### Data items
----------

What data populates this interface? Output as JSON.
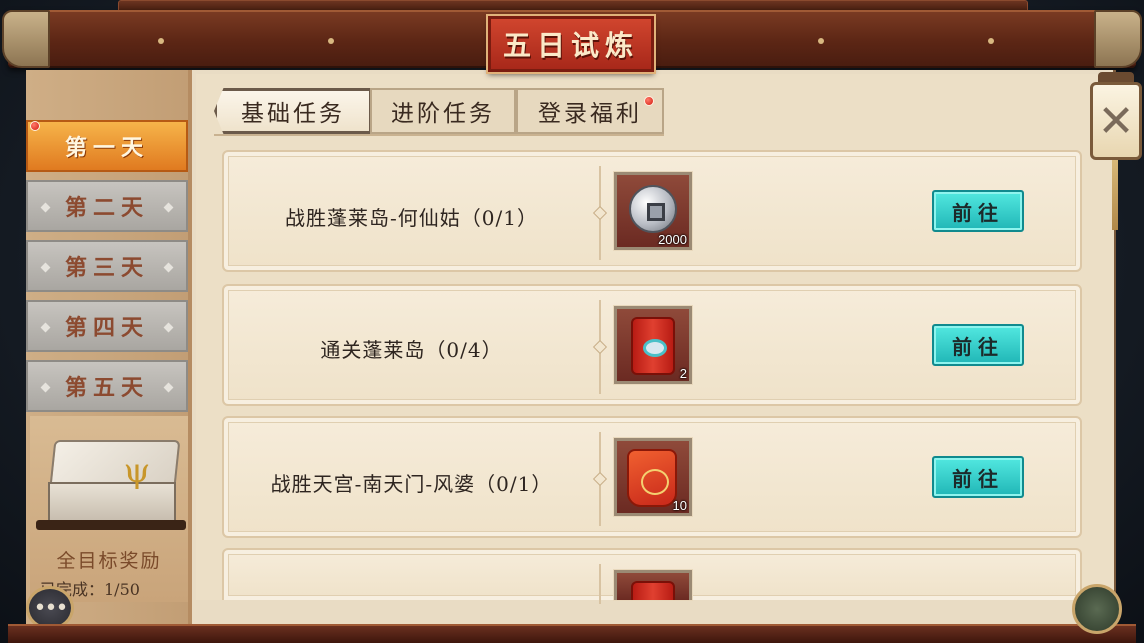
{
  "title": "五日试炼",
  "days": [
    {
      "label": "第一天",
      "active": true,
      "has_alert": true
    },
    {
      "label": "第二天",
      "active": false,
      "has_alert": false
    },
    {
      "label": "第三天",
      "active": false,
      "has_alert": false
    },
    {
      "label": "第四天",
      "active": false,
      "has_alert": false
    },
    {
      "label": "第五天",
      "active": false,
      "has_alert": false
    }
  ],
  "tabs": [
    {
      "label": "基础任务",
      "active": true,
      "has_alert": false
    },
    {
      "label": "进阶任务",
      "active": false,
      "has_alert": false
    },
    {
      "label": "登录福利",
      "active": false,
      "has_alert": true
    }
  ],
  "tasks": [
    {
      "name": "战胜蓬莱岛-何仙姑（0/1）",
      "reward_icon": "coin-icon",
      "reward_count": "2000",
      "button": "前往"
    },
    {
      "name": "通关蓬莱岛（0/4）",
      "reward_icon": "scroll-icon",
      "reward_count": "2",
      "button": "前往"
    },
    {
      "name": "战胜天宫-南天门-风婆（0/1）",
      "reward_icon": "pouch-icon",
      "reward_count": "10",
      "button": "前往"
    },
    {
      "name": "",
      "reward_icon": "scroll-icon",
      "reward_count": "",
      "button": ""
    }
  ],
  "reward_box": {
    "title": "全目标奖励",
    "progress": "已完成：1/50"
  },
  "colors": {
    "accent_active_day": "#e07a20",
    "go_button": "#20b6b6",
    "title_plaque": "#a8281a"
  },
  "icons": {
    "close": "close-icon",
    "chat": "chat-icon",
    "chest": "treasure-chest-icon"
  }
}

----------

### Exercise prompt
Copy out every line of the listing that includes the string "label".

### Written response
      "label": "第一天",
      "label": "第二天",
      "label": "第三天",
      "label": "第四天",
      "label": "第五天",
      "label": "基础任务",
      "label": "进阶任务",
      "label": "登录福利",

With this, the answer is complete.